* begin Extracted data *

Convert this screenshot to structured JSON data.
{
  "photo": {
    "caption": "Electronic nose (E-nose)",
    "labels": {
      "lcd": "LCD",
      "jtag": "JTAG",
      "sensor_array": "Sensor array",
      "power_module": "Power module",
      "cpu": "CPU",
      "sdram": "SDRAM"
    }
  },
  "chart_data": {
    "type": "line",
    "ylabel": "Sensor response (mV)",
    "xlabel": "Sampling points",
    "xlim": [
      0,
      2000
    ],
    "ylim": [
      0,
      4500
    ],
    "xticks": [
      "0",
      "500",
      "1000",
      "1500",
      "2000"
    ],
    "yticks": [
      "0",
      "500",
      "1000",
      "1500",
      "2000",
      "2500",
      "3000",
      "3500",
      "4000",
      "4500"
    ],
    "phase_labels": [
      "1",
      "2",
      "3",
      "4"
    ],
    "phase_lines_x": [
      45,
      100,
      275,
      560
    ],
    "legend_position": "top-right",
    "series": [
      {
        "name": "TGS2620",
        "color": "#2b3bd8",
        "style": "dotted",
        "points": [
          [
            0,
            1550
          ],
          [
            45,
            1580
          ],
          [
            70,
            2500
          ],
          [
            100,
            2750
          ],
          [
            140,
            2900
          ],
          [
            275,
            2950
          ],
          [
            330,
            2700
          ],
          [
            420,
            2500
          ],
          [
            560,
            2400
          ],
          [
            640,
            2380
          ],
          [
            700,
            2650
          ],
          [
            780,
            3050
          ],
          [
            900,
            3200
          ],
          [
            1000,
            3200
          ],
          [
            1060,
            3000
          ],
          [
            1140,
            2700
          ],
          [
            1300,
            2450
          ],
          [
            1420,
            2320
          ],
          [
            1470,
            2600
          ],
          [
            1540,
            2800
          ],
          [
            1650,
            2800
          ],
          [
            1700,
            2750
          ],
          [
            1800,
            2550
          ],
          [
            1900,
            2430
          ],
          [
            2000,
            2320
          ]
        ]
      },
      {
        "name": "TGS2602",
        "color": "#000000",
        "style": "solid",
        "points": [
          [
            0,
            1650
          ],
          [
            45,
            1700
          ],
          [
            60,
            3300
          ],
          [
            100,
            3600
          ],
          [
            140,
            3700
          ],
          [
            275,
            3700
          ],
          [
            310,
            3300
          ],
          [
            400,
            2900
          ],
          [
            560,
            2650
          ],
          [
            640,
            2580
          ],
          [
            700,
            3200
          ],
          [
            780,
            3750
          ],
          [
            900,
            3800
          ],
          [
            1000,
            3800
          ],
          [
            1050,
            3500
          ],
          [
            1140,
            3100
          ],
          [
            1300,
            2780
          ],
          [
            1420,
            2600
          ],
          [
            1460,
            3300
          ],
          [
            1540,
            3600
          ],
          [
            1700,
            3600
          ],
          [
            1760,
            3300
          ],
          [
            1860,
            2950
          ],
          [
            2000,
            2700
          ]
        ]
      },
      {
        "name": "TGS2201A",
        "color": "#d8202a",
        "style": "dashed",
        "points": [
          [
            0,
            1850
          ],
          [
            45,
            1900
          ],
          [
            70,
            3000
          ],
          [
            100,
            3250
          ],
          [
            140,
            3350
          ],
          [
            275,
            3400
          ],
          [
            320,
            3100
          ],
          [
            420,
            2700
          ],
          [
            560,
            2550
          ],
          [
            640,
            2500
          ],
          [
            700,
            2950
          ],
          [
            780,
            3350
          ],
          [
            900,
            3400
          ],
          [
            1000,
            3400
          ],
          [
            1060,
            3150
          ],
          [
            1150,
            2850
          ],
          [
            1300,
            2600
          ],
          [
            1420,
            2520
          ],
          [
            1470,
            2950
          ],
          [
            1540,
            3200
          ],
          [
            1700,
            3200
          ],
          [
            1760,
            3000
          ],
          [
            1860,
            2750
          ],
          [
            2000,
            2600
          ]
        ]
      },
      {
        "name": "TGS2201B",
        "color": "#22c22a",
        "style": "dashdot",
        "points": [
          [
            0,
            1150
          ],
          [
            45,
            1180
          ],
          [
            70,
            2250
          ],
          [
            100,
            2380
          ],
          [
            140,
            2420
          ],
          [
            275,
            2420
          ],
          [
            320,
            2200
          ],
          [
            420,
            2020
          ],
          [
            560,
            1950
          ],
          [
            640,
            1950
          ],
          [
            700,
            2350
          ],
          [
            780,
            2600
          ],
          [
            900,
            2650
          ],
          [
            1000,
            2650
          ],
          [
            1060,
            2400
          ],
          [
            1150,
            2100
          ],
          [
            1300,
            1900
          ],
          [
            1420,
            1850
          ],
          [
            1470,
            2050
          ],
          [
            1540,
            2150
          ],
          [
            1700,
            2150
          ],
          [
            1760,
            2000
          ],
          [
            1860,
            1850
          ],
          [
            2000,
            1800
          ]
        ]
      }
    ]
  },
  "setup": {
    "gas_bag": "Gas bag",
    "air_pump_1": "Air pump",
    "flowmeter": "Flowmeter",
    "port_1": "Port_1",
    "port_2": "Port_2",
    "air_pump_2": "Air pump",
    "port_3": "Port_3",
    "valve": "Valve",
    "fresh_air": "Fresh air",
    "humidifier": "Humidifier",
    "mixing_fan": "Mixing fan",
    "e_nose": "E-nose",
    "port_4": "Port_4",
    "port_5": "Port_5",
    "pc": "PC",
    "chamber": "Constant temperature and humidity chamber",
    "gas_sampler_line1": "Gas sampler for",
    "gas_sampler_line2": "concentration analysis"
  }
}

* end Extracted data *

Instructions for the task >> All records above must be set down exactly, please.

Output for this task >>
Convert this screenshot to structured JSON data.
{
  "photo": {
    "caption": "Electronic nose (E-nose)",
    "labels": {
      "lcd": "LCD",
      "jtag": "JTAG",
      "sensor_array": "Sensor array",
      "power_module": "Power module",
      "cpu": "CPU",
      "sdram": "SDRAM"
    }
  },
  "chart_data": {
    "type": "line",
    "ylabel": "Sensor response (mV)",
    "xlabel": "Sampling points",
    "xlim": [
      0,
      2000
    ],
    "ylim": [
      0,
      4500
    ],
    "xticks": [
      "0",
      "500",
      "1000",
      "1500",
      "2000"
    ],
    "yticks": [
      "0",
      "500",
      "1000",
      "1500",
      "2000",
      "2500",
      "3000",
      "3500",
      "4000",
      "4500"
    ],
    "phase_labels": [
      "1",
      "2",
      "3",
      "4"
    ],
    "phase_lines_x": [
      45,
      100,
      275,
      560
    ],
    "legend_position": "top-right",
    "series": [
      {
        "name": "TGS2620",
        "color": "#2b3bd8",
        "style": "dotted",
        "points": [
          [
            0,
            1550
          ],
          [
            45,
            1580
          ],
          [
            70,
            2500
          ],
          [
            100,
            2750
          ],
          [
            140,
            2900
          ],
          [
            275,
            2950
          ],
          [
            330,
            2700
          ],
          [
            420,
            2500
          ],
          [
            560,
            2400
          ],
          [
            640,
            2380
          ],
          [
            700,
            2650
          ],
          [
            780,
            3050
          ],
          [
            900,
            3200
          ],
          [
            1000,
            3200
          ],
          [
            1060,
            3000
          ],
          [
            1140,
            2700
          ],
          [
            1300,
            2450
          ],
          [
            1420,
            2320
          ],
          [
            1470,
            2600
          ],
          [
            1540,
            2800
          ],
          [
            1650,
            2800
          ],
          [
            1700,
            2750
          ],
          [
            1800,
            2550
          ],
          [
            1900,
            2430
          ],
          [
            2000,
            2320
          ]
        ]
      },
      {
        "name": "TGS2602",
        "color": "#000000",
        "style": "solid",
        "points": [
          [
            0,
            1650
          ],
          [
            45,
            1700
          ],
          [
            60,
            3300
          ],
          [
            100,
            3600
          ],
          [
            140,
            3700
          ],
          [
            275,
            3700
          ],
          [
            310,
            3300
          ],
          [
            400,
            2900
          ],
          [
            560,
            2650
          ],
          [
            640,
            2580
          ],
          [
            700,
            3200
          ],
          [
            780,
            3750
          ],
          [
            900,
            3800
          ],
          [
            1000,
            3800
          ],
          [
            1050,
            3500
          ],
          [
            1140,
            3100
          ],
          [
            1300,
            2780
          ],
          [
            1420,
            2600
          ],
          [
            1460,
            3300
          ],
          [
            1540,
            3600
          ],
          [
            1700,
            3600
          ],
          [
            1760,
            3300
          ],
          [
            1860,
            2950
          ],
          [
            2000,
            2700
          ]
        ]
      },
      {
        "name": "TGS2201A",
        "color": "#d8202a",
        "style": "dashed",
        "points": [
          [
            0,
            1850
          ],
          [
            45,
            1900
          ],
          [
            70,
            3000
          ],
          [
            100,
            3250
          ],
          [
            140,
            3350
          ],
          [
            275,
            3400
          ],
          [
            320,
            3100
          ],
          [
            420,
            2700
          ],
          [
            560,
            2550
          ],
          [
            640,
            2500
          ],
          [
            700,
            2950
          ],
          [
            780,
            3350
          ],
          [
            900,
            3400
          ],
          [
            1000,
            3400
          ],
          [
            1060,
            3150
          ],
          [
            1150,
            2850
          ],
          [
            1300,
            2600
          ],
          [
            1420,
            2520
          ],
          [
            1470,
            2950
          ],
          [
            1540,
            3200
          ],
          [
            1700,
            3200
          ],
          [
            1760,
            3000
          ],
          [
            1860,
            2750
          ],
          [
            2000,
            2600
          ]
        ]
      },
      {
        "name": "TGS2201B",
        "color": "#22c22a",
        "style": "dashdot",
        "points": [
          [
            0,
            1150
          ],
          [
            45,
            1180
          ],
          [
            70,
            2250
          ],
          [
            100,
            2380
          ],
          [
            140,
            2420
          ],
          [
            275,
            2420
          ],
          [
            320,
            2200
          ],
          [
            420,
            2020
          ],
          [
            560,
            1950
          ],
          [
            640,
            1950
          ],
          [
            700,
            2350
          ],
          [
            780,
            2600
          ],
          [
            900,
            2650
          ],
          [
            1000,
            2650
          ],
          [
            1060,
            2400
          ],
          [
            1150,
            2100
          ],
          [
            1300,
            1900
          ],
          [
            1420,
            1850
          ],
          [
            1470,
            2050
          ],
          [
            1540,
            2150
          ],
          [
            1700,
            2150
          ],
          [
            1760,
            2000
          ],
          [
            1860,
            1850
          ],
          [
            2000,
            1800
          ]
        ]
      }
    ]
  },
  "setup": {
    "gas_bag": "Gas bag",
    "air_pump_1": "Air pump",
    "flowmeter": "Flowmeter",
    "port_1": "Port_1",
    "port_2": "Port_2",
    "air_pump_2": "Air pump",
    "port_3": "Port_3",
    "valve": "Valve",
    "fresh_air": "Fresh air",
    "humidifier": "Humidifier",
    "mixing_fan": "Mixing fan",
    "e_nose": "E-nose",
    "port_4": "Port_4",
    "port_5": "Port_5",
    "pc": "PC",
    "chamber": "Constant temperature and humidity chamber",
    "gas_sampler_line1": "Gas sampler for",
    "gas_sampler_line2": "concentration analysis"
  }
}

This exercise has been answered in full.